# JOB:
Below are records. Count every line containing the word "agent" and give the number alone.

# Extracted data entries:
——————
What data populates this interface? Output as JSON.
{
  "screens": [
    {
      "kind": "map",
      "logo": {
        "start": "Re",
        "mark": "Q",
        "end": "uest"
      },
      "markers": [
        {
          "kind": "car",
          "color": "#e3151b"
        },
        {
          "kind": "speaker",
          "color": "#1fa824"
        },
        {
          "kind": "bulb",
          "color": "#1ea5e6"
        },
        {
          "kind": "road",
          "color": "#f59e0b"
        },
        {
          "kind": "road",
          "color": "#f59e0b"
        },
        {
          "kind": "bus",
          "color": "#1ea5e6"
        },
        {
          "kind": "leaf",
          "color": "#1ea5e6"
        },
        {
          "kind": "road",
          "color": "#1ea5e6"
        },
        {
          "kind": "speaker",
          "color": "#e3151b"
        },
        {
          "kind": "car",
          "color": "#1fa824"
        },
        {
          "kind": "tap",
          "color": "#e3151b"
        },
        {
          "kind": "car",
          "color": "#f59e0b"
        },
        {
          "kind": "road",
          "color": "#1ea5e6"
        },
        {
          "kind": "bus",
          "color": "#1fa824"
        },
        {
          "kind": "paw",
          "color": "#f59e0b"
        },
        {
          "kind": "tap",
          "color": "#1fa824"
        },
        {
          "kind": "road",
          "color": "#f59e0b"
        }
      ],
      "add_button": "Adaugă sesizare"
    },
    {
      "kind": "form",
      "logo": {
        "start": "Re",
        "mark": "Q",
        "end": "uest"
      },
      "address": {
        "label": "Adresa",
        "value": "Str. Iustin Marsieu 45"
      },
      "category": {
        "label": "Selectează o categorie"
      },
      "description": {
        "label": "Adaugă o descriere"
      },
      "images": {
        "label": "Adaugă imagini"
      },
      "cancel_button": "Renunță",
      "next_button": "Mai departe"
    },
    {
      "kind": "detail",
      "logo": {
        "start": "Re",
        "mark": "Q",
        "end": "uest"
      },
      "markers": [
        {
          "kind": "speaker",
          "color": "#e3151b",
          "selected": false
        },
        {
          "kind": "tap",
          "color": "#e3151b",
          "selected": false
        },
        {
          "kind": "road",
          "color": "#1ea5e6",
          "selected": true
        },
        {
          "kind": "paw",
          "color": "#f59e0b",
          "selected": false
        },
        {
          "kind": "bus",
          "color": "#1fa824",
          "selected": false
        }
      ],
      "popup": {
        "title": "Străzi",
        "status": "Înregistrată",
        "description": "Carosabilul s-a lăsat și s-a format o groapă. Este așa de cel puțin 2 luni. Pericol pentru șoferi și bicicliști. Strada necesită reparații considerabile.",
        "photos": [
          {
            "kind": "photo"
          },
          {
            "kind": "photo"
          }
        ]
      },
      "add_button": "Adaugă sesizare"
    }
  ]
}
——————
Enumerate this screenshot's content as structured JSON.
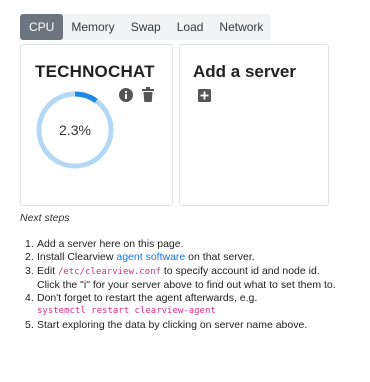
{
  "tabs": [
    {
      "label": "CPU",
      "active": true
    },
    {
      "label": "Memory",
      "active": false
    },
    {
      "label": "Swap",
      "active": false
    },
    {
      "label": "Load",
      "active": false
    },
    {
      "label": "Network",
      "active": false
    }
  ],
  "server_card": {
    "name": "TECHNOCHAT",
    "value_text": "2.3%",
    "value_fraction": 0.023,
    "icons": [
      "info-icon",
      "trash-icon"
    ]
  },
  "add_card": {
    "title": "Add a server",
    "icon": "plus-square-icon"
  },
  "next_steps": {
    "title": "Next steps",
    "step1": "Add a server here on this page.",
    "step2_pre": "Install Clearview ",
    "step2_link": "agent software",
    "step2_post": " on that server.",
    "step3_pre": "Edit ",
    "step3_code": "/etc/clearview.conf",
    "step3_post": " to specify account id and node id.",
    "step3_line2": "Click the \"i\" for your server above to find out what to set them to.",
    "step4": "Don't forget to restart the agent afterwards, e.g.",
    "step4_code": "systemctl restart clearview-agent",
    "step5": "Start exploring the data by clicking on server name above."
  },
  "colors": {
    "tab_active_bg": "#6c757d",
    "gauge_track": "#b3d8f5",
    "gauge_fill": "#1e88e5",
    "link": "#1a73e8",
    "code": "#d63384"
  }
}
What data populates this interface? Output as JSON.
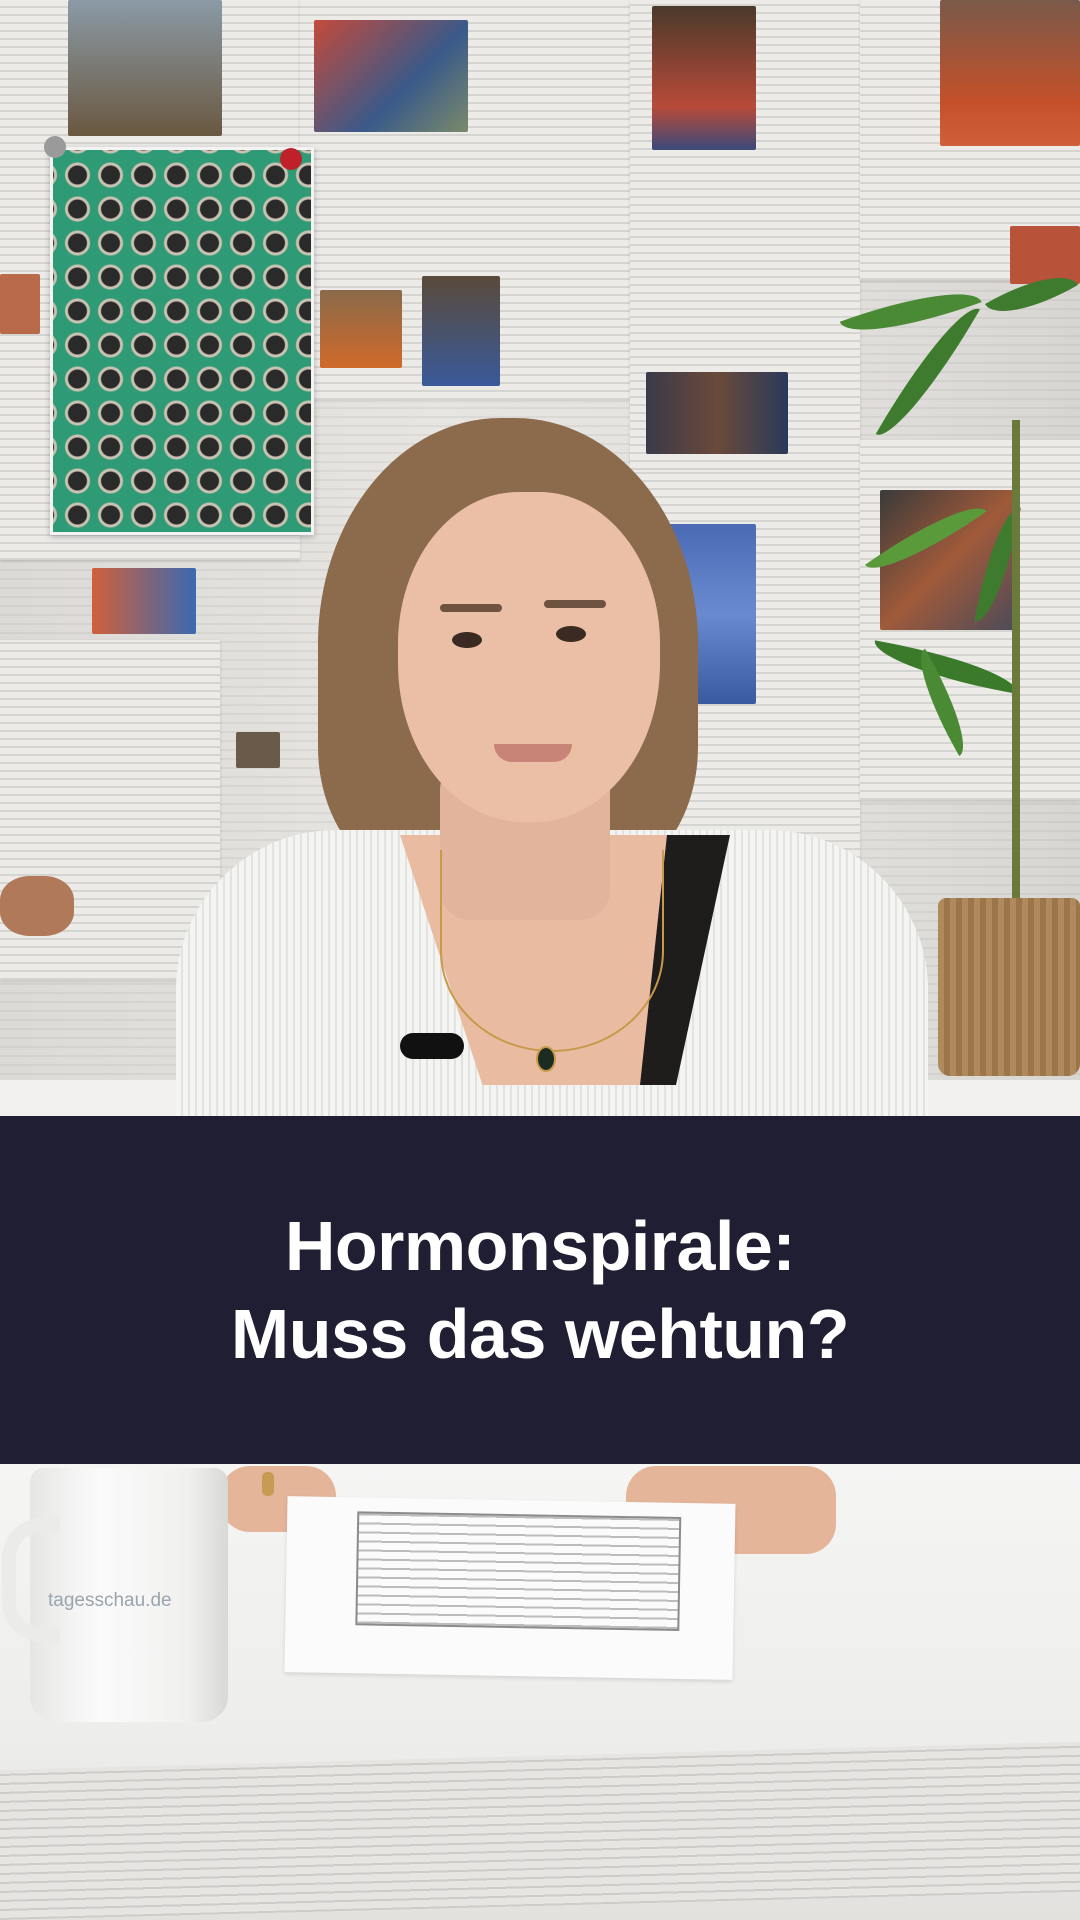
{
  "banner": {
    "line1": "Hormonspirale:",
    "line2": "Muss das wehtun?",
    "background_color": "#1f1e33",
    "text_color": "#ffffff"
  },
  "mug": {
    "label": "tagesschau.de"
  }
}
——————
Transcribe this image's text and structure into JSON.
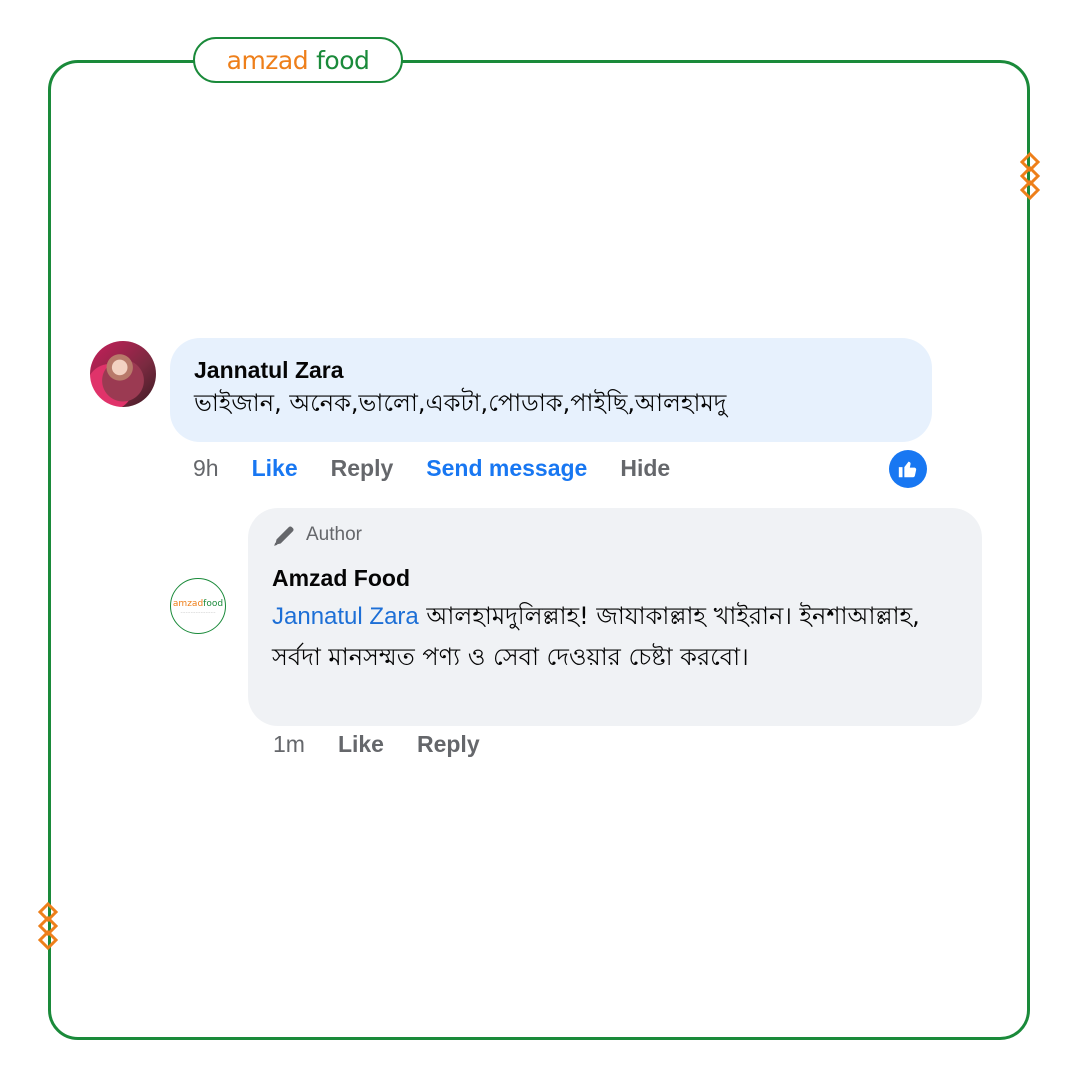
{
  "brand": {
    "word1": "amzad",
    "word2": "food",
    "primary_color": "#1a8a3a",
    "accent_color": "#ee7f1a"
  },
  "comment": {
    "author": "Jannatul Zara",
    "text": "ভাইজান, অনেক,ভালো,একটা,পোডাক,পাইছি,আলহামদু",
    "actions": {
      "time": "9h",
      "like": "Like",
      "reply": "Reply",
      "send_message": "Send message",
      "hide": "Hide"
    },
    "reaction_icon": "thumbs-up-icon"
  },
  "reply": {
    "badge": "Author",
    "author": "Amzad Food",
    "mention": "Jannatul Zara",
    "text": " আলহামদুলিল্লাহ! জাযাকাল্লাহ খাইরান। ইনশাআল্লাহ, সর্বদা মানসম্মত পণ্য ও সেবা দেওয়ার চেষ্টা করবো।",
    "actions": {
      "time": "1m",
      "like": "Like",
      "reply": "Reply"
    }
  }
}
——————
# RESULT:
3